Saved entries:
□ □ □ □ □ □ □

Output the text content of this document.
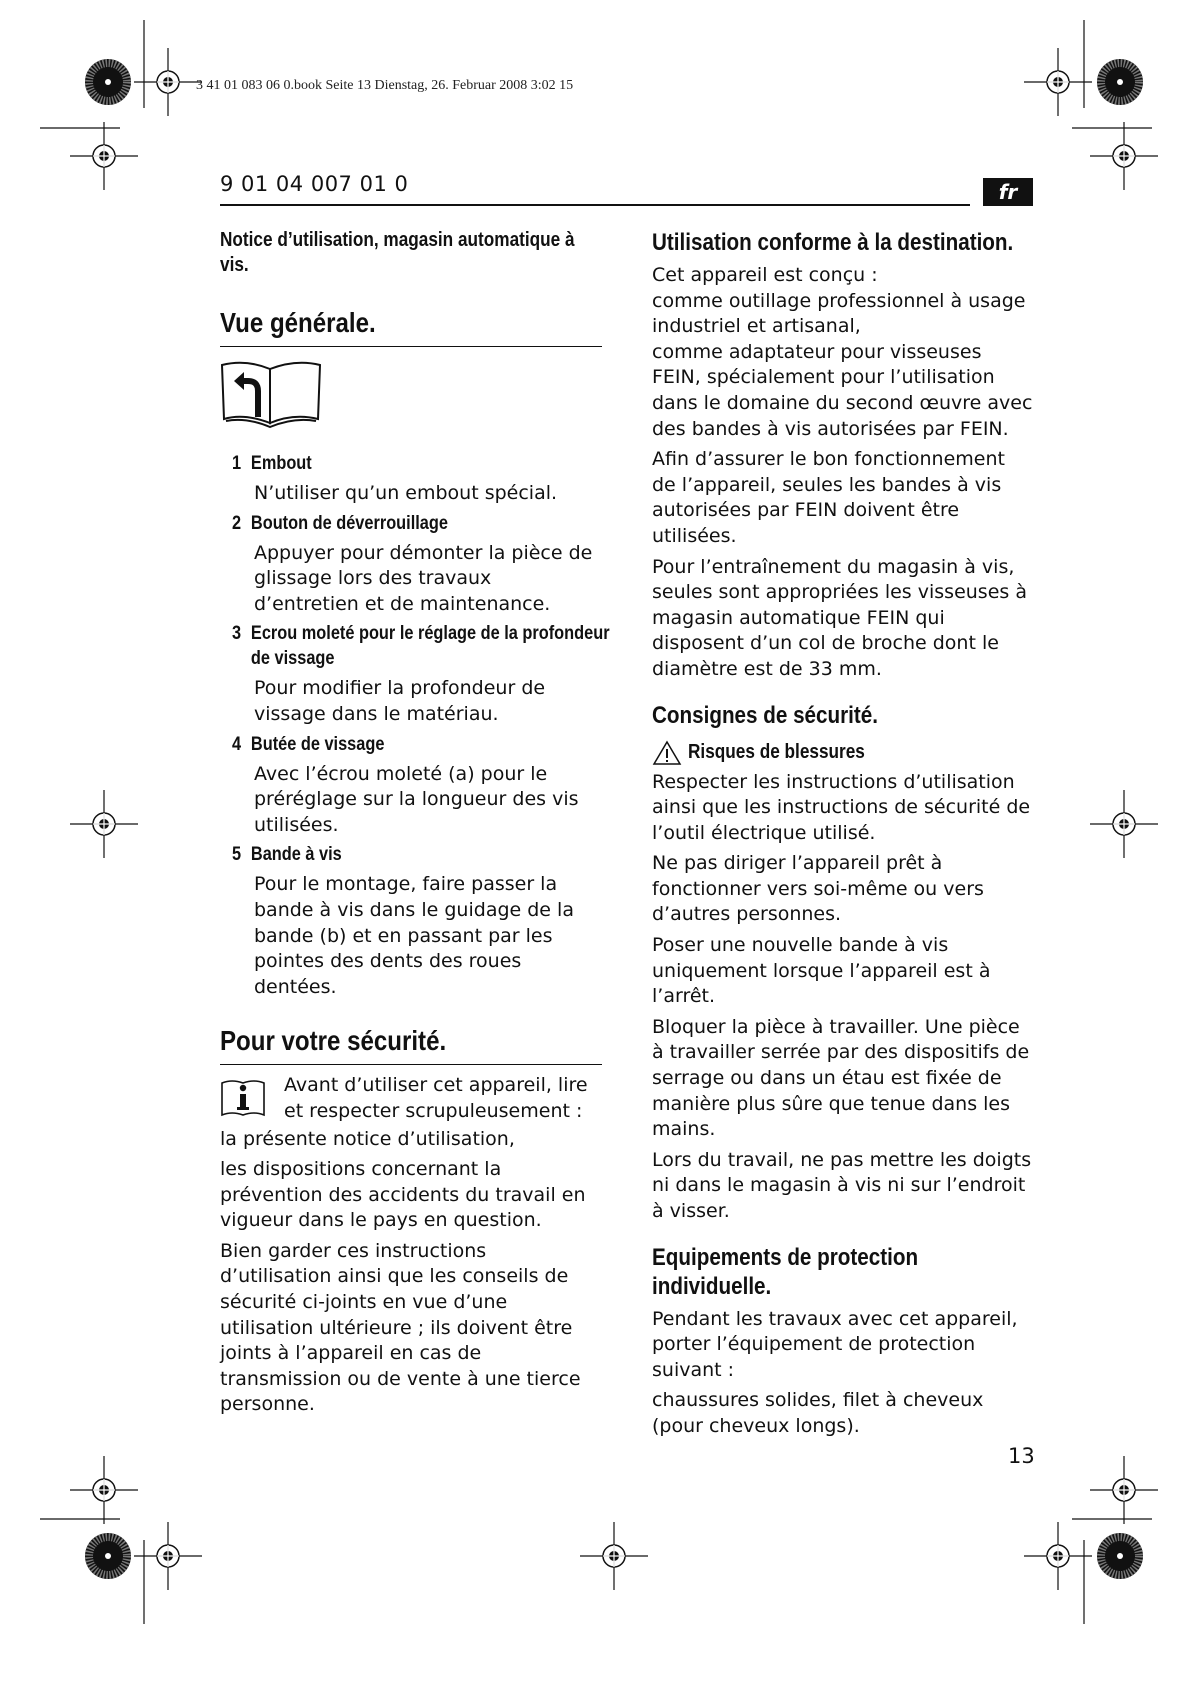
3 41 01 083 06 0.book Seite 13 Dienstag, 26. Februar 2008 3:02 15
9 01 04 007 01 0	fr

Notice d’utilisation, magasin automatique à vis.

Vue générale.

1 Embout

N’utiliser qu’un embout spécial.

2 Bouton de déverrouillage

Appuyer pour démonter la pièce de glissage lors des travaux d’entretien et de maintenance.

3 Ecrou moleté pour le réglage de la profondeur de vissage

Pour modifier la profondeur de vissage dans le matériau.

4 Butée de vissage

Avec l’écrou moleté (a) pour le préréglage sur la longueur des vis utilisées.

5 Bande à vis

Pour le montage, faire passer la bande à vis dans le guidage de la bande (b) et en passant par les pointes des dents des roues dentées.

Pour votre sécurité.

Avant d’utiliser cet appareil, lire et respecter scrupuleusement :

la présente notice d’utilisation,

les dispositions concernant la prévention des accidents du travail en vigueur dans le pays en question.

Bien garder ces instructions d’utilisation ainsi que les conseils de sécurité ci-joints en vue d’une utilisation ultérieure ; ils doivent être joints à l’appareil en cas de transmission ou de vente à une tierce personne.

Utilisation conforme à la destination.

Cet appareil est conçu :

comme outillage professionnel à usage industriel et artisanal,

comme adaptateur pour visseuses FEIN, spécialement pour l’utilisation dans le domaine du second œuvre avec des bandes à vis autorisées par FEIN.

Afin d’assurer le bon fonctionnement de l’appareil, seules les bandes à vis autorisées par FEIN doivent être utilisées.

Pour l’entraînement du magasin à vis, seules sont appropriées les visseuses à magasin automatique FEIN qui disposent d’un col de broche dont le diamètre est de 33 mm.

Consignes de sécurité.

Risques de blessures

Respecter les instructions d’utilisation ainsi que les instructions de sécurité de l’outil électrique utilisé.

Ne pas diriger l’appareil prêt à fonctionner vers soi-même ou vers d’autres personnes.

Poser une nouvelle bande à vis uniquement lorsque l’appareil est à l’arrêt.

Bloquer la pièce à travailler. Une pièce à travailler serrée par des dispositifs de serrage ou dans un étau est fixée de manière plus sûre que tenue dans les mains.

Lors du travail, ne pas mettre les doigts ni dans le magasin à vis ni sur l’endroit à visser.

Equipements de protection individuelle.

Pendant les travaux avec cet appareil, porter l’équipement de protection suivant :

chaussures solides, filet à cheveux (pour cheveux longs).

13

□ □ □ □ □ □ □

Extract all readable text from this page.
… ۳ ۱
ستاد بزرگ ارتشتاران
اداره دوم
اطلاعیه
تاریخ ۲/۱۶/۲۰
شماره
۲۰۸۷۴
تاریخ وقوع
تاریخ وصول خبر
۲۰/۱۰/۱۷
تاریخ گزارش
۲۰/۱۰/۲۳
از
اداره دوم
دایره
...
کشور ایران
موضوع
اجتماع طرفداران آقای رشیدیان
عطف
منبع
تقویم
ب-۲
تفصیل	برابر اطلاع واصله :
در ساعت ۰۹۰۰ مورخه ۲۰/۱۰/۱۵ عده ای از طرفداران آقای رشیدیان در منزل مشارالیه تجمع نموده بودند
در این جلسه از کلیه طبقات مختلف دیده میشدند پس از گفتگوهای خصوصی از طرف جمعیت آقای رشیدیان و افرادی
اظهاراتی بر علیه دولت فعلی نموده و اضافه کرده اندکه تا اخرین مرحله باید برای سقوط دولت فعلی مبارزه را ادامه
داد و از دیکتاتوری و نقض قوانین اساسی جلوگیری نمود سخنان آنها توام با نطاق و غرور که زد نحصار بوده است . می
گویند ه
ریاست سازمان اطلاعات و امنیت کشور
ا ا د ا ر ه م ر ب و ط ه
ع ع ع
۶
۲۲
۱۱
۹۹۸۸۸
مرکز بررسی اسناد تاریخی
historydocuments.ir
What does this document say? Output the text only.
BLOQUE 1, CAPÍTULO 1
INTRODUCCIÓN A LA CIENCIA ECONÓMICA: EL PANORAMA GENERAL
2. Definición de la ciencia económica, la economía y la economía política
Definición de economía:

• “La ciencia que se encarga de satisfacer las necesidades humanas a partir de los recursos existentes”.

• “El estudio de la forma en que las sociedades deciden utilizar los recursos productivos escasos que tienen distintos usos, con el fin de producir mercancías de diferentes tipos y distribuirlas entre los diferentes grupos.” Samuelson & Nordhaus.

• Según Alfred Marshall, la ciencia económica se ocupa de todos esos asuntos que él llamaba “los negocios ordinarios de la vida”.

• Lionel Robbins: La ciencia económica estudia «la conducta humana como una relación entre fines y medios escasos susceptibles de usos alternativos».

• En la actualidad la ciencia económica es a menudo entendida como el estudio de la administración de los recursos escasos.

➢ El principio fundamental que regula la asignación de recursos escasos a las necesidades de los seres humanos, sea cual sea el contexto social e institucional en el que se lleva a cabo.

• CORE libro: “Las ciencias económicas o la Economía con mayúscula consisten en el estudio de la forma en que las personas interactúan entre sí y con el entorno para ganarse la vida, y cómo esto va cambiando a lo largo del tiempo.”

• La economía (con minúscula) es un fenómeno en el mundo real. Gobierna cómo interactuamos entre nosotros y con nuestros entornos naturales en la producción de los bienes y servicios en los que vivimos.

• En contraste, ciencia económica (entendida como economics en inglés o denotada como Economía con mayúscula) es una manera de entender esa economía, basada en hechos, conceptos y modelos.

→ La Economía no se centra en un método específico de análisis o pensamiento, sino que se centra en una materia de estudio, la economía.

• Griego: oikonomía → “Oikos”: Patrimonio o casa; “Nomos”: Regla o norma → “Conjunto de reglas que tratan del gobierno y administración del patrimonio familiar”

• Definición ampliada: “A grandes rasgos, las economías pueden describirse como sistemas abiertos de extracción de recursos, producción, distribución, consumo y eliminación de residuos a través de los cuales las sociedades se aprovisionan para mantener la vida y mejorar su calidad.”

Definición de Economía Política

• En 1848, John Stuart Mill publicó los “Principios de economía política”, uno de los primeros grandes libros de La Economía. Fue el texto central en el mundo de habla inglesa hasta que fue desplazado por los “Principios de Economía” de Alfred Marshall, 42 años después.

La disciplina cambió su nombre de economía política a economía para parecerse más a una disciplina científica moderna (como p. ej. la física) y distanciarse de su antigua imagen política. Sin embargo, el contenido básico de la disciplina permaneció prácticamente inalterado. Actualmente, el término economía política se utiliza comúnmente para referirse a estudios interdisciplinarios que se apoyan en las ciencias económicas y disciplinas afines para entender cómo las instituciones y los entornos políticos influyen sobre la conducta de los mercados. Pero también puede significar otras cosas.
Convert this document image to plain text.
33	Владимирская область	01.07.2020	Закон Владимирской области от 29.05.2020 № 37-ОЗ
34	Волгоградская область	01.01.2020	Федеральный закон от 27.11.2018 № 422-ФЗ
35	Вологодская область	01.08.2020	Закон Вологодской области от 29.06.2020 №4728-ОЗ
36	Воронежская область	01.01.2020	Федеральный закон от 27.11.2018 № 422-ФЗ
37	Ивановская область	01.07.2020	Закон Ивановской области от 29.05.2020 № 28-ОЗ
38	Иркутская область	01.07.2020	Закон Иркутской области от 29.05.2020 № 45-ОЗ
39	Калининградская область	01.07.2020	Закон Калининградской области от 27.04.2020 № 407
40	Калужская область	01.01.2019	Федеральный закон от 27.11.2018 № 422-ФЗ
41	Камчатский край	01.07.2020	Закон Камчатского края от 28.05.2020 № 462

□ □ □ □ □ □ □

Exercise requirements => Gather and copy every line of the data in which the string "necesidades" is found.

Answer below =>
• “La ciencia que se encarga de satisfacer las necesidades humanas a partir de los recursos existentes”.
➢ El principio fundamental que regula la asignación de recursos escasos a las necesidades de los seres humanos, sea cual sea el contexto social e institucional en el que se lleva a cabo.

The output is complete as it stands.